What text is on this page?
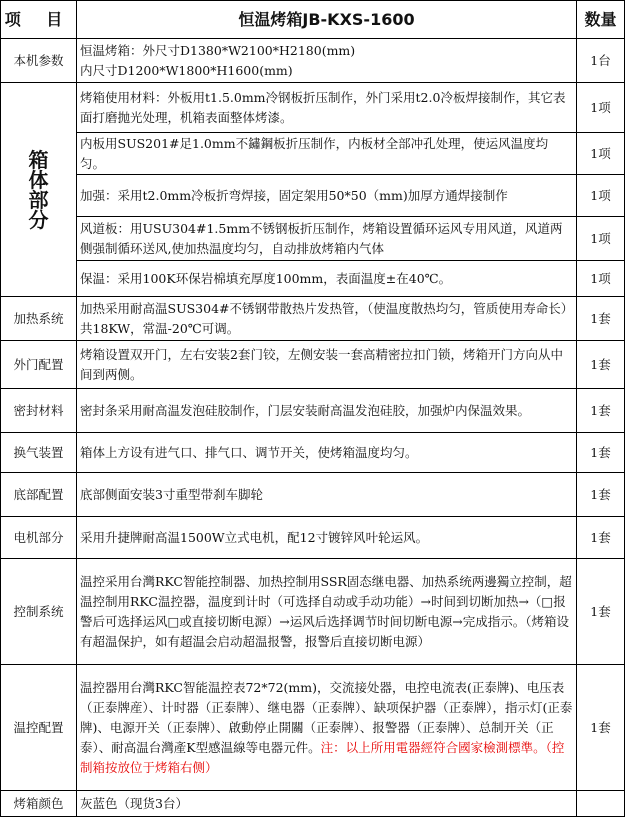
项 目	恒温烤箱JB-KXS-1600	数量
本机参数	恒温烤箱：外尺寸D1380*W2100*H2180(mm)
内尺寸D1200*W1800*H1600(mm)	1台

箱
体
部
分	烤箱使用材料：外板用t1.5.0mm冷钢板折压制作，外门采用t2.0冷板焊接制作，其它表面打磨抛光处理，机箱表面整体烤漆。	1项
	内板用SUS201#足1.0mm不鏽鋼板折压制作，内板材全部冲孔处理，使运风温度均匀。	1项
	加强：采用t2.0mm冷板折弯焊接，固定架用50*50（mm)加厚方通焊接制作	1项
	风道板：用USU304#1.5mm不锈钢板折压制作，烤箱设置循环运风专用风道，风道两侧强制循环送风,使加热温度均匀，自动排放烤箱内气体	1项
	保温：采用100K环保岩棉填充厚度100mm，表面温度±在40℃。	1项
加热系统	加热采用耐高温SUS304#不锈钢带散热片发热管，（使温度散热均匀，管质使用寿命长）共18KW，常温-20℃可调。	1套
外门配置	烤箱设置双开门，左右安装2套门铰，左侧安装一套高精密拉扣门锁，烤箱开门方向从中间到两侧。	1套
密封材料	密封条采用耐高温发泡硅胶制作，门层安装耐高温发泡硅胶，加强炉内保温效果。	1套
换气装置	箱体上方设有进气口、排气口、调节开关，使烤箱温度均匀。	1套
底部配置	底部侧面安装3寸重型带刹车脚轮	1套
电机部分	采用升捷牌耐高温1500W立式电机，配12寸镀锌风叶轮运风。	1套
控制系统	温控采用台灣RKC智能控制器、加热控制用SSR固态继电器、加热系统两邊獨立控制，超温控制用RKC温控器，温度到计时（可选择自动或手动功能）→时间到切断加热→（□报警后可选择运风□或直接切断电源）→运风后选择调节时间切断电源→完成指示。（烤箱设有超温保护，如有超温会启动超温报警，报警后直接切断电源）	1套
温控配置	温控器用台灣RKC智能温控表72*72(mm)，交流接处器，电控电流表(正泰牌)、电压表（正泰牌産）、计时器（正泰牌）、继电器（正泰牌）、缺项保护器（正泰牌），指示灯(正泰牌)、电源开关（正泰牌）、啟動停止開關（正泰牌）、报警器（正泰牌）、总制开关（正泰）、耐高温台灣產K型感温線等电器元件。注：以上所用電器經符合國家檢測標準。（控制箱按放位于烤箱右侧）	1套
烤箱颜色	灰蓝色（现货3台）	
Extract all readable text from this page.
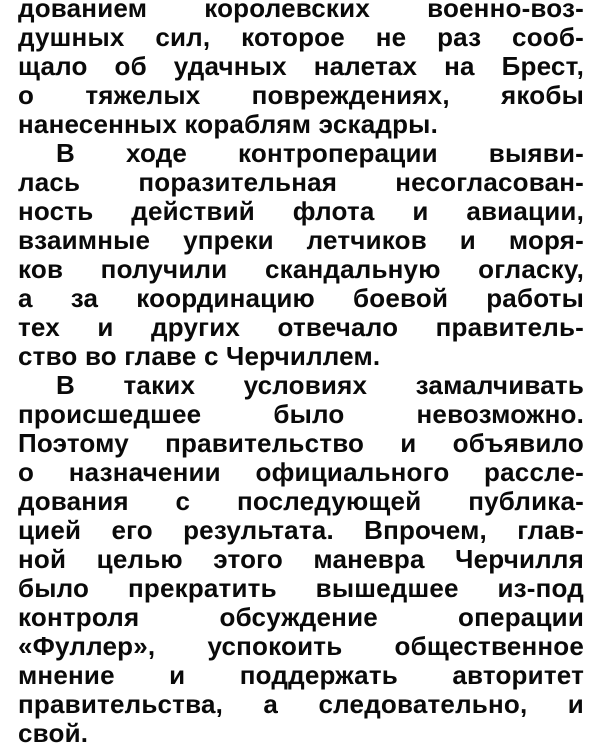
дованием королевских военно-воз-
душных сил, которое не раз сооб-
щало об удачных налетах на Брест,
о тяжелых повреждениях, якобы
нанесенных кораблям эскадры.
В ходе контроперации выяви-
лась поразительная несогласован-
ность действий флота и авиации,
взаимные упреки летчиков и моря-
ков получили скандальную огласку,
а за координацию боевой работы
тех и других отвечало правитель-
ство во главе с Черчиллем.
В таких условиях замалчивать
происшедшее было невозможно.
Поэтому правительство и объявило
о назначении официального рассле-
дования с последующей публика-
цией его результата. Впрочем, глав-
ной целью этого маневра Черчилля
было прекратить вышедшее из-под
контроля обсуждение операции
«Фуллер», успокоить общественное
мнение и поддержать авторитет
правительства, а следовательно, и
свой.
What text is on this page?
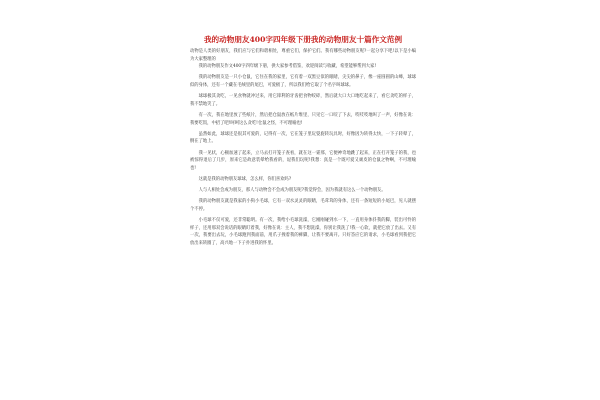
我的动物朋友400字四年级下册我的动物朋友十篇作文范例

动物是人类的好朋友，我们应与它们和谐相处，尊重它们，保护它们。我有哪些动物朋友呢?一起分享下吧!以下是小编为大家整理的

我的动物朋友作文400字四年级下册，供大家参考借鉴，欢迎阅读与收藏，希望能够帮到大家!

我的动物朋友是一只小仓鼠，它住在我的家里，它有着一双黑豆似的眼睛，尖尖的鼻子，像一座圆圆的山峰，球球似的身体，还有一个藏在毛绒里的尾巴，可爱极了，所以我们给它取了个名字叫球球。

球球极其贪吃，一见食物就冲过来，用它锋利的牙齿把食物咬碎，然后就大口大口地吃起来了，看它贪吃的样子，我不禁地笑了。

有一次，我在地里放了些纸片，然后把仓鼠放在纸片堆里，只见它一口咬了下去，吱吱吱地叫了一声，好像在说：我要吃饭，中招了吧!呵呵这么贪吃!仓鼠之怪，不可理喻也!

虽然如此，球球还是很其可爱的，记得有一次，它在笼子里玩耍旋转玩具时，好像因为转得太快，一下子转晕了，倒在了地上。

我一见状，心顿加速了起来，立马去打开笼子查看，就在这一霎那，它便神奇地跳了起来，正在打开笼子的我，也被惊得退后了几步，原来它是故意装晕给我看的，逗我们玩呢!我想：真是一个既可爱又顽皮的仓鼠之物啊，不可理喻也!

这就是我的动物朋友球球，怎么样，你们喜欢吗?

人与人相处会成为朋友，那人与动物会不会成为朋友呢?我觉得会，因为我就有这么一个动物朋友。

我的动物朋友就是我家的小狗小毛球，它有一双水灵灵的眼睛，毛茸茸的身体，还有一条短短的小尾巴，见人就摆个不停。

小毛球不仅可爱，还非常聪明。有一次，我给小毛球洗澡，它刚刚碰到水一下，一直用身体抖我的脚，装出可怜的样子，还用那双会说话的眼睛盯着我，好像在说：主人，我不想洗澡，你别让我洗了!我一心软，就把它放了出去。又有一次，我要出去玩，小毛球跑到我面前，用爪子拽着我的裤脚，让我不要离开。只好答应它的请求，小毛球看到我把它放出来转圈了，高兴地一下子扑进我的怀里。
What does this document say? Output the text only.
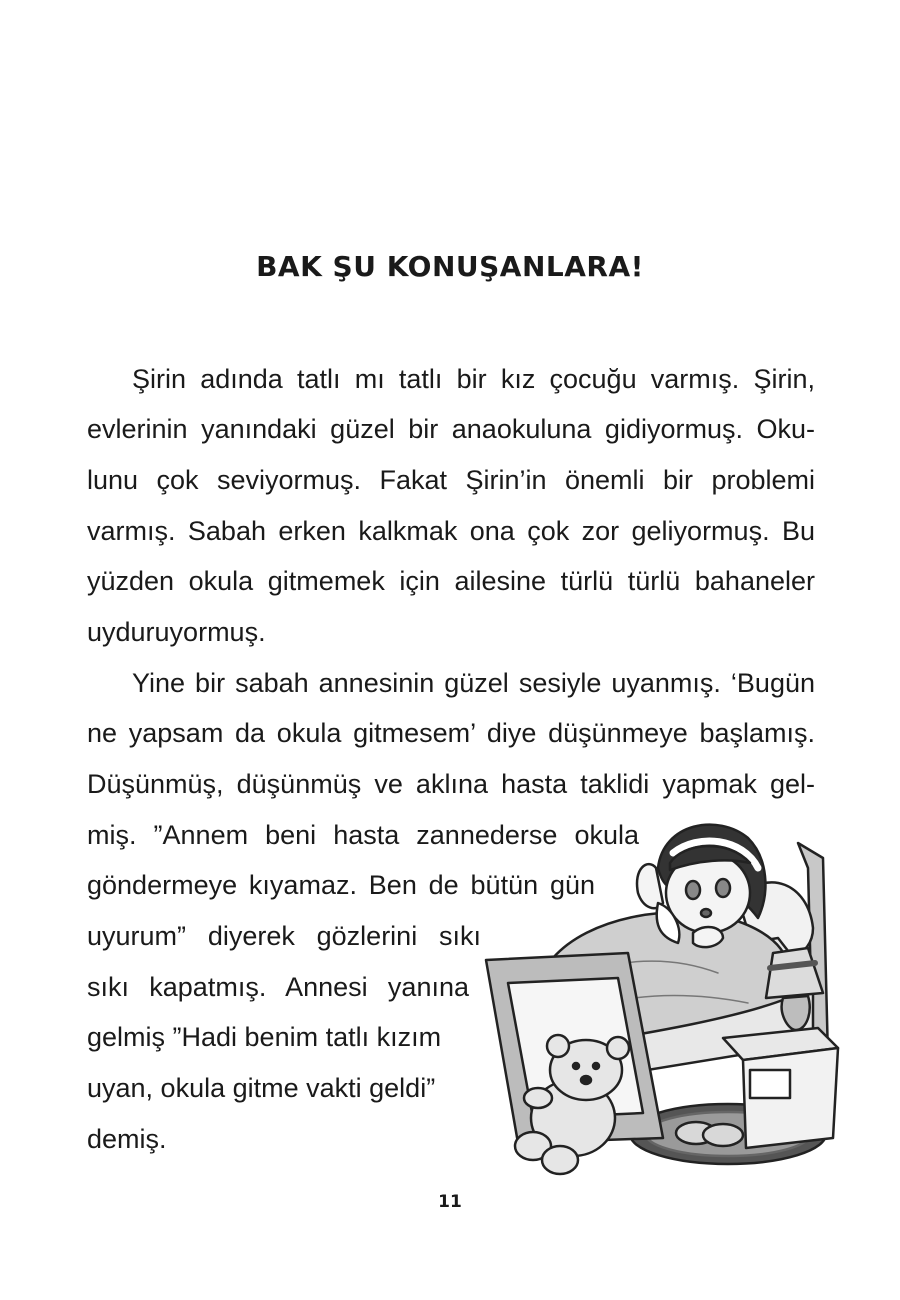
BAK ŞU KONUŞANLARA!
Şirin adında tatlı mı tatlı bir kız çocuğu varmış. Şirin,
evlerinin yanındaki güzel bir anaokuluna gidiyormuş. Oku-
lunu çok seviyormuş. Fakat Şirin’in önemli bir problemi
varmış. Sabah erken kalkmak ona çok zor geliyormuş. Bu
yüzden okula gitmemek için ailesine türlü türlü bahaneler
uyduruyormuş.
Yine bir sabah annesinin güzel sesiyle uyanmış. ‘Bugün
ne yapsam da okula gitmesem’ diye düşünmeye başlamış.
Düşünmüş, düşünmüş ve aklına hasta taklidi yapmak gel-
miş. ”Annem beni hasta zannederse okula
göndermeye kıyamaz. Ben de bütün gün
uyurum” diyerek gözlerini sıkı
sıkı kapatmış. Annesi yanına
gelmiş ”Hadi benim tatlı kızım
uyan, okula gitme vakti geldi”
demiş.
11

-- -- --

Return the listing above unchanged, apart from dropping its pictures.

What text is on this page?
项 目	恒温烤箱JB-KXS-1600	数量
本机参数	恒温烤箱：外尺寸D1380*W2100*H2180(mm)
内尺寸D1200*W1800*H1600(mm)	1台

箱
体
部
分	烤箱使用材料：外板用t1.5.0mm冷钢板折压制作，外门采用t2.0冷板焊接制作，其它表面打磨抛光处理，机箱表面整体烤漆。	1项
	内板用SUS201#足1.0mm不鏽鋼板折压制作，内板材全部冲孔处理，使运风温度均匀。	1项
	加强：采用t2.0mm冷板折弯焊接，固定架用50*50（mm)加厚方通焊接制作	1项
	风道板：用USU304#1.5mm不锈钢板折压制作，烤箱设置循环运风专用风道，风道两侧强制循环送风,使加热温度均匀，自动排放烤箱内气体	1项
	保温：采用100K环保岩棉填充厚度100mm，表面温度±在40℃。	1项
加热系统	加热采用耐高温SUS304#不锈钢带散热片发热管，（使温度散热均匀，管质使用寿命长）共18KW，常温-20℃可调。	1套
外门配置	烤箱设置双开门，左右安装2套门铰，左侧安装一套高精密拉扣门锁，烤箱开门方向从中间到两侧。	1套
密封材料	密封条采用耐高温发泡硅胶制作，门层安装耐高温发泡硅胶，加强炉内保温效果。	1套
换气装置	箱体上方设有进气口、排气口、调节开关，使烤箱温度均匀。	1套
底部配置	底部侧面安装3寸重型带刹车脚轮	1套
电机部分	采用升捷牌耐高温1500W立式电机，配12寸镀锌风叶轮运风。	1套
控制系统	温控采用台灣RKC智能控制器、加热控制用SSR固态继电器、加热系统两邊獨立控制，超温控制用RKC温控器，温度到计时（可选择自动或手动功能）→时间到切断加热→（□报警后可选择运风□或直接切断电源）→运风后选择调节时间切断电源→完成指示。（烤箱设有超温保护，如有超温会启动超温报警，报警后直接切断电源）	1套
温控配置	温控器用台灣RKC智能温控表72*72(mm)，交流接处器，电控电流表(正泰牌)、电压表（正泰牌産）、计时器（正泰牌）、继电器（正泰牌）、缺项保护器（正泰牌），指示灯(正泰牌)、电源开关（正泰牌）、啟動停止開關（正泰牌）、报警器（正泰牌）、总制开关（正泰）、耐高温台灣產K型感温線等电器元件。注：以上所用電器經符合國家檢測標準。（控制箱按放位于烤箱右侧）	1套
烤箱颜色	灰蓝色（现货3台）	
Extract all readable text from this page.
дованием королевских военно-воз-
душных сил, которое не раз сооб-
щало об удачных налетах на Брест,
о тяжелых повреждениях, якобы
нанесенных кораблям эскадры.
В ходе контроперации выяви-
лась поразительная несогласован-
ность действий флота и авиации,
взаимные упреки летчиков и моря-
ков получили скандальную огласку,
а за координацию боевой работы
тех и других отвечало правитель-
ство во главе с Черчиллем.
В таких условиях замалчивать
происшедшее было невозможно.
Поэтому правительство и объявило
о назначении официального рассле-
дования с последующей публика-
цией его результата. Впрочем, глав-
ной целью этого маневра Черчилля
было прекратить вышедшее из-под
контроля обсуждение операции
«Фуллер», успокоить общественное
мнение и поддержать авторитет
правительства, а следовательно, и
свой.
What text is on this page?
我的动物朋友400字四年级下册我的动物朋友十篇作文范例

动物是人类的好朋友，我们应与它们和谐相处，尊重它们，保护它们。我有哪些动物朋友呢?一起分享下吧!以下是小编为大家整理的

我的动物朋友作文400字四年级下册，供大家参考借鉴，欢迎阅读与收藏，希望能够帮到大家!

我的动物朋友是一只小仓鼠，它住在我的家里，它有着一双黑豆似的眼睛，尖尖的鼻子，像一座圆圆的山峰，球球似的身体，还有一个藏在毛绒里的尾巴，可爱极了，所以我们给它取了个名字叫球球。

球球极其贪吃，一见食物就冲过来，用它锋利的牙齿把食物咬碎，然后就大口大口地吃起来了，看它贪吃的样子，我不禁地笑了。

有一次，我在地里放了些纸片，然后把仓鼠放在纸片堆里，只见它一口咬了下去，吱吱吱地叫了一声，好像在说：我要吃饭，中招了吧!呵呵这么贪吃!仓鼠之怪，不可理喻也!

虽然如此，球球还是很其可爱的，记得有一次，它在笼子里玩耍旋转玩具时，好像因为转得太快，一下子转晕了，倒在了地上。

我一见状，心顿加速了起来，立马去打开笼子查看，就在这一霎那，它便神奇地跳了起来，正在打开笼子的我，也被惊得退后了几步，原来它是故意装晕给我看的，逗我们玩呢!我想：真是一个既可爱又顽皮的仓鼠之物啊，不可理喻也!

这就是我的动物朋友球球，怎么样，你们喜欢吗?

人与人相处会成为朋友，那人与动物会不会成为朋友呢?我觉得会，因为我就有这么一个动物朋友。

我的动物朋友就是我家的小狗小毛球，它有一双水灵灵的眼睛，毛茸茸的身体，还有一条短短的小尾巴，见人就摆个不停。

小毛球不仅可爱，还非常聪明。有一次，我给小毛球洗澡，它刚刚碰到水一下，一直用身体抖我的脚，装出可怜的样子，还用那双会说话的眼睛盯着我，好像在说：主人，我不想洗澡，你别让我洗了!我一心软，就把它放了出去。又有一次，我要出去玩，小毛球跑到我面前，用爪子拽着我的裤脚，让我不要离开。只好答应它的请求，小毛球看到我把它放出来转圈了，高兴地一下子扑进我的怀里。
What does this document say? Output the text only.
BAK ŞU KONUŞANLARA!
Şirin adında tatlı mı tatlı bir kız çocuğu varmış. Şirin,
evlerinin yanındaki güzel bir anaokuluna gidiyormuş. Oku-
lunu çok seviyormuş. Fakat Şirin’in önemli bir problemi
varmış. Sabah erken kalkmak ona çok zor geliyormuş. Bu
yüzden okula gitmemek için ailesine türlü türlü bahaneler
uyduruyormuş.
Yine bir sabah annesinin güzel sesiyle uyanmış. ‘Bugün
ne yapsam da okula gitmesem’ diye düşünmeye başlamış.
Düşünmüş, düşünmüş ve aklına hasta taklidi yapmak gel-
miş. ”Annem beni hasta zannederse okula
göndermeye kıyamaz. Ben de bütün gün
uyurum” diyerek gözlerini sıkı
sıkı kapatmış. Annesi yanına
gelmiş ”Hadi benim tatlı kızım
uyan, okula gitme vakti geldi”
demiş.
11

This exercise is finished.